### Instruction
Copy every one of the following items verbatim, keeping each line and its order unchanged.
_ _ _ _ _ _ _
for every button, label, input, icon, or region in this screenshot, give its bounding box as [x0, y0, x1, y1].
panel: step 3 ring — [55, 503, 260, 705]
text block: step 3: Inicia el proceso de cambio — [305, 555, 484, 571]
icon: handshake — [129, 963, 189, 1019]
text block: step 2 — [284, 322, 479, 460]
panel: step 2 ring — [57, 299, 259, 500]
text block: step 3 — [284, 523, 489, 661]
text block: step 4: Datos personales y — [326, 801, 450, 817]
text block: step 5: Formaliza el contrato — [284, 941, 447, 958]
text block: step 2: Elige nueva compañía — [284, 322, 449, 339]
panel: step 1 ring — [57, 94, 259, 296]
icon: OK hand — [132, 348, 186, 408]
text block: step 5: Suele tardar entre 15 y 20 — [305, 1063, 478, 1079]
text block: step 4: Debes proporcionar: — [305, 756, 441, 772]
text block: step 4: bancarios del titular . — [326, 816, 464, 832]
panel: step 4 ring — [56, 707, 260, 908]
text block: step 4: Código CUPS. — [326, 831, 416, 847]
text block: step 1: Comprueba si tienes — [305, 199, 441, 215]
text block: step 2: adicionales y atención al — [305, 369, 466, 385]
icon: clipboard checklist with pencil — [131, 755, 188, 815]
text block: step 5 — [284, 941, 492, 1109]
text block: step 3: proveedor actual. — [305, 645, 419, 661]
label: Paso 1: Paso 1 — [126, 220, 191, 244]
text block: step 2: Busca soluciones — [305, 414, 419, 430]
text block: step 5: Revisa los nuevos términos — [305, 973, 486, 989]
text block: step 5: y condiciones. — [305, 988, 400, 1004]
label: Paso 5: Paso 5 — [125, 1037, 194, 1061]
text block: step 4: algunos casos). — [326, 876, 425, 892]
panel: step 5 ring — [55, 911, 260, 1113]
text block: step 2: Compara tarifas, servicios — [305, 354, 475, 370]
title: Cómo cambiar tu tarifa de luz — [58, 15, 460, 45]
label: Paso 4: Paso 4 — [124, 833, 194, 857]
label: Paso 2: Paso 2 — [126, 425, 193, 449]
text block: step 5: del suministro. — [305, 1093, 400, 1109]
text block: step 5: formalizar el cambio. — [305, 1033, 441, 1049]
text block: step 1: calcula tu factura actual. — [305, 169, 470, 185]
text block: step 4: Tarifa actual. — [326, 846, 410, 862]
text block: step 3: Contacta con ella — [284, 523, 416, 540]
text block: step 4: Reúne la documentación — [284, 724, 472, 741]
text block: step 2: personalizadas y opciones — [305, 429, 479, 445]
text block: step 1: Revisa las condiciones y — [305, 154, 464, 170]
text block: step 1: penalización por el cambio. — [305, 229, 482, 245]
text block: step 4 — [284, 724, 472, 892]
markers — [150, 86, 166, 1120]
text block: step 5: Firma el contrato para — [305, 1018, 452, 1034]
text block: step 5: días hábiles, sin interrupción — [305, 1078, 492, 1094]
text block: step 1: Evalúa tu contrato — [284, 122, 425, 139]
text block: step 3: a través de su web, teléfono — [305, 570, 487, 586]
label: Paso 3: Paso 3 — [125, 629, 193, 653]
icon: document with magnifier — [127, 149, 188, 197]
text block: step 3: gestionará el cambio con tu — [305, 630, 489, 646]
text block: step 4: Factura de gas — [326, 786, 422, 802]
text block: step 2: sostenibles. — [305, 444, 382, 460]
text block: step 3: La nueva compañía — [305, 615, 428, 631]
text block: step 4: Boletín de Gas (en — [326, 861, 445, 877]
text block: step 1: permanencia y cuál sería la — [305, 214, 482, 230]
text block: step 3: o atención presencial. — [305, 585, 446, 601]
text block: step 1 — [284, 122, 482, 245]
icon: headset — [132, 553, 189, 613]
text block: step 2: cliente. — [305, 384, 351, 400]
_ _ _ _ _ _ _
### Final result
for every button, label, input, icon, or region in this screenshot, give its bounding box as [x0, y0, x1, y1].
panel: step 3 ring — [55, 503, 260, 705]
text block: step 3: Inicia el proceso de cambio — [305, 555, 484, 571]
icon: handshake — [129, 963, 189, 1019]
text block: step 2 — [284, 322, 479, 460]
panel: step 2 ring — [57, 299, 259, 500]
text block: step 3 — [284, 523, 489, 661]
text block: step 4: Datos personales y — [326, 801, 450, 817]
text block: step 5: Formaliza el contrato — [284, 941, 447, 958]
text block: step 2: Elige nueva compañía — [284, 322, 449, 339]
panel: step 1 ring — [57, 94, 259, 296]
icon: OK hand — [132, 348, 186, 408]
text block: step 5: Suele tardar entre 15 y 20 — [305, 1063, 478, 1079]
text block: step 4: Debes proporcionar: — [305, 756, 441, 772]
text block: step 4: bancarios del titular . — [326, 816, 464, 832]
panel: step 4 ring — [56, 707, 260, 908]
text block: step 4: Código CUPS. — [326, 831, 416, 847]
text block: step 1: Comprueba si tienes — [305, 199, 441, 215]
text block: step 2: adicionales y atención al — [305, 369, 466, 385]
icon: clipboard checklist with pencil — [131, 755, 188, 815]
text block: step 5 — [284, 941, 492, 1109]
text block: step 3: proveedor actual. — [305, 645, 419, 661]
label: Paso 1: Paso 1 — [126, 220, 191, 244]
text block: step 2: Busca soluciones — [305, 414, 419, 430]
text block: step 5: Revisa los nuevos términos — [305, 973, 486, 989]
text block: step 5: y condiciones. — [305, 988, 400, 1004]
label: Paso 5: Paso 5 — [125, 1037, 194, 1061]
text block: step 4: algunos casos). — [326, 876, 425, 892]
panel: step 5 ring — [55, 911, 260, 1113]
text block: step 2: Compara tarifas, servicios — [305, 354, 475, 370]
title: Cómo cambiar tu tarifa de luz — [58, 15, 460, 45]
label: Paso 4: Paso 4 — [124, 833, 194, 857]
label: Paso 2: Paso 2 — [126, 425, 193, 449]
text block: step 5: del suministro. — [305, 1093, 400, 1109]
text block: step 5: formalizar el cambio. — [305, 1033, 441, 1049]
text block: step 1: calcula tu factura actual. — [305, 169, 470, 185]
text block: step 4: Tarifa actual. — [326, 846, 410, 862]
text block: step 3: Contacta con ella — [284, 523, 416, 540]
text block: step 4: Reúne la documentación — [284, 724, 472, 741]
text block: step 2: personalizadas y opciones — [305, 429, 479, 445]
text block: step 1: Revisa las condiciones y — [305, 154, 464, 170]
text block: step 1: penalización por el cambio. — [305, 229, 482, 245]
text block: step 4 — [284, 724, 472, 892]
markers — [150, 86, 166, 1120]
text block: step 5: Firma el contrato para — [305, 1018, 452, 1034]
text block: step 5: días hábiles, sin interrupción — [305, 1078, 492, 1094]
text block: step 1: Evalúa tu contrato — [284, 122, 425, 139]
text block: step 3: a través de su web, teléfono — [305, 570, 487, 586]
label: Paso 3: Paso 3 — [125, 629, 193, 653]
icon: document with magnifier — [127, 149, 188, 197]
text block: step 3: gestionará el cambio con tu — [305, 630, 489, 646]
text block: step 4: Factura de gas — [326, 786, 422, 802]
text block: step 2: sostenibles. — [305, 444, 382, 460]
text block: step 3: La nueva compañía — [305, 615, 428, 631]
text block: step 4: Boletín de Gas (en — [326, 861, 445, 877]
text block: step 1: permanencia y cuál sería la — [305, 214, 482, 230]
text block: step 3: o atención presencial. — [305, 585, 446, 601]
text block: step 1 — [284, 122, 482, 245]
icon: headset — [132, 553, 189, 613]
text block: step 2: cliente. — [305, 384, 351, 400]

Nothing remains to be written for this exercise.